▶ **PROBLEM DETAILS**:
Go through the data below. List every line that holds the word "FROM".

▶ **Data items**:
▬▬▬

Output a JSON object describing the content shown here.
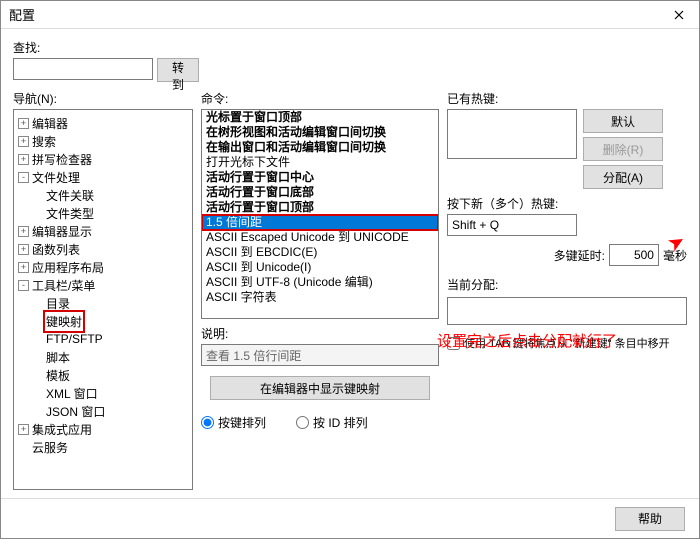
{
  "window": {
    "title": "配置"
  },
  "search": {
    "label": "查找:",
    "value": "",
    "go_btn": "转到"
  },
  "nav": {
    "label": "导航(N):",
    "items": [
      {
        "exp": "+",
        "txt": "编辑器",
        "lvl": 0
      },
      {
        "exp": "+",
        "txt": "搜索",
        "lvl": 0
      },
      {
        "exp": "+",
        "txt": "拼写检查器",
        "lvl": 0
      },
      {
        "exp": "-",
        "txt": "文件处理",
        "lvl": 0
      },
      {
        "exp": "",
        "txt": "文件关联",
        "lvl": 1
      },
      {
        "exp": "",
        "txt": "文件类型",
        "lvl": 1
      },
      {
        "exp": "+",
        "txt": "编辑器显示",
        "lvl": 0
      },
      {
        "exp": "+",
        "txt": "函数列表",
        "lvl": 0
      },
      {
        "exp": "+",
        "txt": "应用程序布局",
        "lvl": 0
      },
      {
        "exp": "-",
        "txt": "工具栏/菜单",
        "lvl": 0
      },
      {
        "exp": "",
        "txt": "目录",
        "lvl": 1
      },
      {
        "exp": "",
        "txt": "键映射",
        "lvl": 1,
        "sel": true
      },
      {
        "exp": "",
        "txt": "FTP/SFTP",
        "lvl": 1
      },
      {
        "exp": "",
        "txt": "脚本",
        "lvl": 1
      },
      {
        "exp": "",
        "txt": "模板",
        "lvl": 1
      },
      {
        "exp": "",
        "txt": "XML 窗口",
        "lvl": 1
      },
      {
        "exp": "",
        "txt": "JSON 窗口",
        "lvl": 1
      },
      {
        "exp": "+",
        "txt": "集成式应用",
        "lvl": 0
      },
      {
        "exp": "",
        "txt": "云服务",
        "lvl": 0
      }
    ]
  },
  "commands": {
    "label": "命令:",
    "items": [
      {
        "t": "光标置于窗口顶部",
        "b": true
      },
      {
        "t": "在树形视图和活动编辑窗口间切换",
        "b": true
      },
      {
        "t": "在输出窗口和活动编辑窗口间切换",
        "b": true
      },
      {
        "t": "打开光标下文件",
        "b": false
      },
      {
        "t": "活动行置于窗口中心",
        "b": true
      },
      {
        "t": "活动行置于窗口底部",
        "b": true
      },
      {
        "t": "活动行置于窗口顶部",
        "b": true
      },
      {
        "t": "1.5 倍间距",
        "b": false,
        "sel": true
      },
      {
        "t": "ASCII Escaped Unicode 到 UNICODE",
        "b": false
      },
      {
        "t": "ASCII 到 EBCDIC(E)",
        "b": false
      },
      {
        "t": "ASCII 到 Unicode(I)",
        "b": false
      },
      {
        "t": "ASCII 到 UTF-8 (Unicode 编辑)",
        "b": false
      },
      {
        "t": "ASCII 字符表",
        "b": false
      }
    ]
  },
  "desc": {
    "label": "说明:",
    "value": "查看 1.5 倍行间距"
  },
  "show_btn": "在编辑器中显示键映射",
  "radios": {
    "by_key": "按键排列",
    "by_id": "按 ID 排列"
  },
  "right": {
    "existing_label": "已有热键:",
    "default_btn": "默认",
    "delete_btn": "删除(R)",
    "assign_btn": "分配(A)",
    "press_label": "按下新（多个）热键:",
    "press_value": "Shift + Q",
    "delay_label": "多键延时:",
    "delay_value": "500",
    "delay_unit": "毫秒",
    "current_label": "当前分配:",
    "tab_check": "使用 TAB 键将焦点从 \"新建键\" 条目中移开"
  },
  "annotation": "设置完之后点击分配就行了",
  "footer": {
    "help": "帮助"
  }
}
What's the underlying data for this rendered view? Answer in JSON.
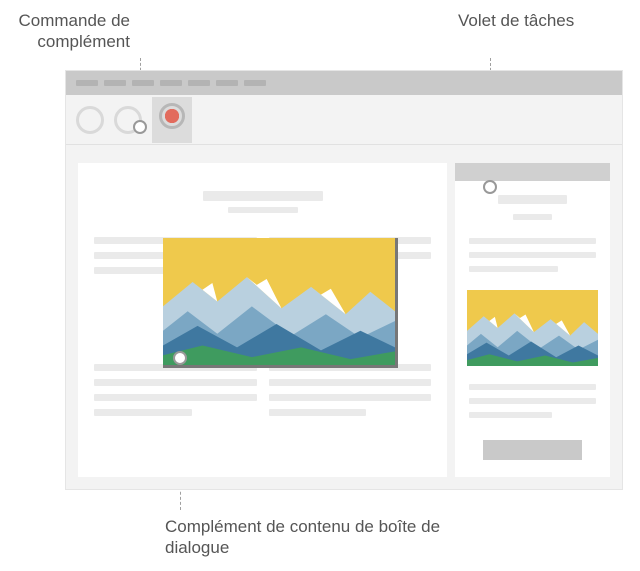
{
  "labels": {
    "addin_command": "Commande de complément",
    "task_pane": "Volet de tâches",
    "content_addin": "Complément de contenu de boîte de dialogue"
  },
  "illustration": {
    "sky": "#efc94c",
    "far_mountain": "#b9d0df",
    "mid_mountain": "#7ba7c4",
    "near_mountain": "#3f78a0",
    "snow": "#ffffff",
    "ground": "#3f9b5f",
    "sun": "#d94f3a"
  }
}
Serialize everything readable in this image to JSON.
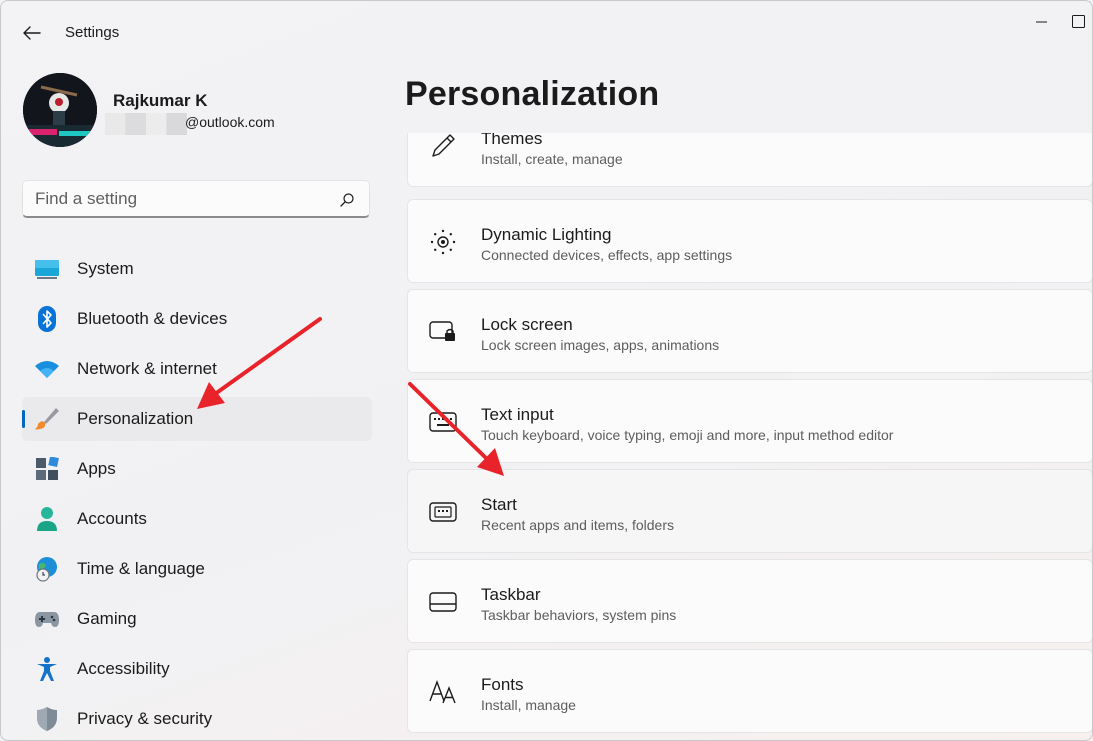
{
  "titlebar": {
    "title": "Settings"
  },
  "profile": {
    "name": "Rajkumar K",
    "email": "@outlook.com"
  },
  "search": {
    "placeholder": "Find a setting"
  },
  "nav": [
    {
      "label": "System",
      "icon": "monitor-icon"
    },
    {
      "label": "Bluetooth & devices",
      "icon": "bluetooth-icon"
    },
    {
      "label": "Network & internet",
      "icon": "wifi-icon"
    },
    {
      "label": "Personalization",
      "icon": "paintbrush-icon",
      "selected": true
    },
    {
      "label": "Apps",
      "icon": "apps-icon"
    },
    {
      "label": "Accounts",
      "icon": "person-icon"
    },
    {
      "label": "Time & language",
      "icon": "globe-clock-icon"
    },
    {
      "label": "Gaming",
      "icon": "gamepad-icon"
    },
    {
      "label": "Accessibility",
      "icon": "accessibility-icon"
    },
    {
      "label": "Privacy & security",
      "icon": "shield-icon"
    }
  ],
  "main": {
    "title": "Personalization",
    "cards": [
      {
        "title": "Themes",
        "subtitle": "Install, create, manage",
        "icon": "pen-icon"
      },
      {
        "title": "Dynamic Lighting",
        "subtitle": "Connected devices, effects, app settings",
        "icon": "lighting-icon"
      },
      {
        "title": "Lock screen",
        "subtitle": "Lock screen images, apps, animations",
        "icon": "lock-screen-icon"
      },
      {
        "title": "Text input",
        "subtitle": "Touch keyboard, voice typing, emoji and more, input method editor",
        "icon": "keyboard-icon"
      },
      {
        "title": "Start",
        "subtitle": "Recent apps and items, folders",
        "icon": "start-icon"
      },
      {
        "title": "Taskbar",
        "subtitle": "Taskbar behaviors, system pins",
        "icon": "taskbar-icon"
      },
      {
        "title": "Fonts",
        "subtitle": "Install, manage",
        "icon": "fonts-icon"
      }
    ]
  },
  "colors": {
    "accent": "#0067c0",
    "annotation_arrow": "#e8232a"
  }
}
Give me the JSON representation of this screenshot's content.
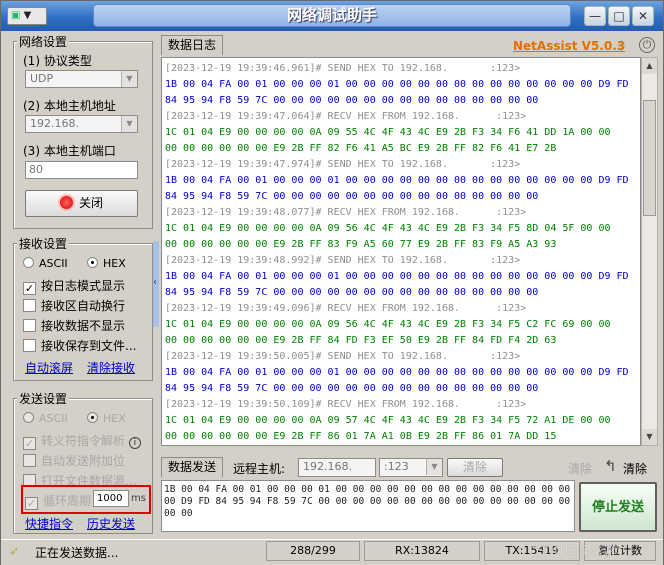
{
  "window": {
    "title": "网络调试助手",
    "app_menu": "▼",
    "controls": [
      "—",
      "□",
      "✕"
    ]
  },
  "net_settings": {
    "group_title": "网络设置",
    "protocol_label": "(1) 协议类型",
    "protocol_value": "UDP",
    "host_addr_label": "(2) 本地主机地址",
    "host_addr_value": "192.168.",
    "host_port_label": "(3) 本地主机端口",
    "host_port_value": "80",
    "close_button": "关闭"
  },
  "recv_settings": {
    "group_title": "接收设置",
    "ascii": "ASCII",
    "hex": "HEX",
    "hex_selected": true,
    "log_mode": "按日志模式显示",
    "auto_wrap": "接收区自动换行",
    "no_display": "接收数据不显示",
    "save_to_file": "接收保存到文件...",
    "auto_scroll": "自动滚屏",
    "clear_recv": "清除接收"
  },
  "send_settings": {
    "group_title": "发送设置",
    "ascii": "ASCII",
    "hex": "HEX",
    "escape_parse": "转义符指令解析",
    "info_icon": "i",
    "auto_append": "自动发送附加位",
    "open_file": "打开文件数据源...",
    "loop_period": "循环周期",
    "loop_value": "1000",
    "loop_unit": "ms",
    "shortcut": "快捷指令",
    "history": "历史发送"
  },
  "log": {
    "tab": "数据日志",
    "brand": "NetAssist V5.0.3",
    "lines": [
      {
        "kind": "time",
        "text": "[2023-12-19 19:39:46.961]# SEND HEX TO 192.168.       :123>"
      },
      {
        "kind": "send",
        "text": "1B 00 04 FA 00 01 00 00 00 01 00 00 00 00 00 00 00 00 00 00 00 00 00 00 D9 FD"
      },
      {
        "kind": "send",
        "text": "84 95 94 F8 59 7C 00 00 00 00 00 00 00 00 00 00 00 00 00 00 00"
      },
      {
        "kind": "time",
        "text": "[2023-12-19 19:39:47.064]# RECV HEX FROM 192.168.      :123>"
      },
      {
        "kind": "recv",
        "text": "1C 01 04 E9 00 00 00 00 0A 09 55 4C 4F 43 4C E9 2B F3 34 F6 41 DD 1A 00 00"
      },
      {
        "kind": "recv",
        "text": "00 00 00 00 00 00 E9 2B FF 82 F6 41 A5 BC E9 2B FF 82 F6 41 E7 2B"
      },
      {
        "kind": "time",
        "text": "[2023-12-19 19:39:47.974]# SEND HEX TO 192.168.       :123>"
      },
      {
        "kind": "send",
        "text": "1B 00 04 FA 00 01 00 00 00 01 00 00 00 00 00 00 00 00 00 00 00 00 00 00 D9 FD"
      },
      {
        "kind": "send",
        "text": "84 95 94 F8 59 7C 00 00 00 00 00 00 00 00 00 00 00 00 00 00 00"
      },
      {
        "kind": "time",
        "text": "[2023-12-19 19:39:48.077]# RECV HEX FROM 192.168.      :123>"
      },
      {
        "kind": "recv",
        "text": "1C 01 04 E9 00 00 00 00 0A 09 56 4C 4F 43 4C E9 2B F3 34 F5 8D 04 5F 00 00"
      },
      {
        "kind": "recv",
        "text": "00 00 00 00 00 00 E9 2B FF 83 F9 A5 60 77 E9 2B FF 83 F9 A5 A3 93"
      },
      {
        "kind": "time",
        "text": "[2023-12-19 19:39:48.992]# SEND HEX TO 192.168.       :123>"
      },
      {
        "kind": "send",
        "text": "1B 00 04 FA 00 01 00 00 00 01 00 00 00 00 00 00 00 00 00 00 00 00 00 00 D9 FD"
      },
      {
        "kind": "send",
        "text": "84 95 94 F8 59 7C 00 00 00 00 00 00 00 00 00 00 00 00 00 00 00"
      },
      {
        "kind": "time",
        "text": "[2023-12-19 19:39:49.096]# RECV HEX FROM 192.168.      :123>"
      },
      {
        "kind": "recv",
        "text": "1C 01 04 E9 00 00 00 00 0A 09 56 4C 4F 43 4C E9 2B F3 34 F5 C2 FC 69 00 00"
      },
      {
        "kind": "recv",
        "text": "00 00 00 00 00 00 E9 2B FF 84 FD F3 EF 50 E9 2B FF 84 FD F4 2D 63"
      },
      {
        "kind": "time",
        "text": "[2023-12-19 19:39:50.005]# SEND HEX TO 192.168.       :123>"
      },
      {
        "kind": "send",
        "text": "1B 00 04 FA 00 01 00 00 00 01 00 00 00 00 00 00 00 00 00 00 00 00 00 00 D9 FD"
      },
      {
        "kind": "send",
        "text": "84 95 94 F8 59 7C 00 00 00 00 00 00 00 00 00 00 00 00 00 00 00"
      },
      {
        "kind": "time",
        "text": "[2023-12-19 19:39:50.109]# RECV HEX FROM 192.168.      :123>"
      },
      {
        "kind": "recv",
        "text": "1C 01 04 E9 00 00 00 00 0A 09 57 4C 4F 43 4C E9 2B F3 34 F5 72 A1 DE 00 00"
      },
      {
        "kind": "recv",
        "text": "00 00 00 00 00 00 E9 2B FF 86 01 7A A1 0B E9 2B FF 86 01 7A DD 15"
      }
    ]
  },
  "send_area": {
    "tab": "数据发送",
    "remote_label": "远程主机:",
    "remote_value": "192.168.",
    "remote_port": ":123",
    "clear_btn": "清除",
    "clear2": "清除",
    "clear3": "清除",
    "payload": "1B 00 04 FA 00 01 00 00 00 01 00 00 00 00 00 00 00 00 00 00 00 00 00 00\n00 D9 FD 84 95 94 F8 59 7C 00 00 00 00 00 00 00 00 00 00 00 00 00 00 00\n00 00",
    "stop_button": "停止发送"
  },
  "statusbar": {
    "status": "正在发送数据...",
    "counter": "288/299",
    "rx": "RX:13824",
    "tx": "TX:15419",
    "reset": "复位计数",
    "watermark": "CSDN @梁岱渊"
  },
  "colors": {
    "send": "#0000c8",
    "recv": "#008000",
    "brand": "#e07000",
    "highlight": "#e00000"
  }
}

▬▬▬

▶ **WRITTEN SOLUTION**:
        "text": "[2023-12-19 19:39:47.064]# RECV HEX FROM 192.168.      :123>"
        "text": "[2023-12-19 19:39:48.077]# RECV HEX FROM 192.168.      :123>"
        "text": "[2023-12-19 19:39:49.096]# RECV HEX FROM 192.168.      :123>"
        "text": "[2023-12-19 19:39:50.109]# RECV HEX FROM 192.168.      :123>"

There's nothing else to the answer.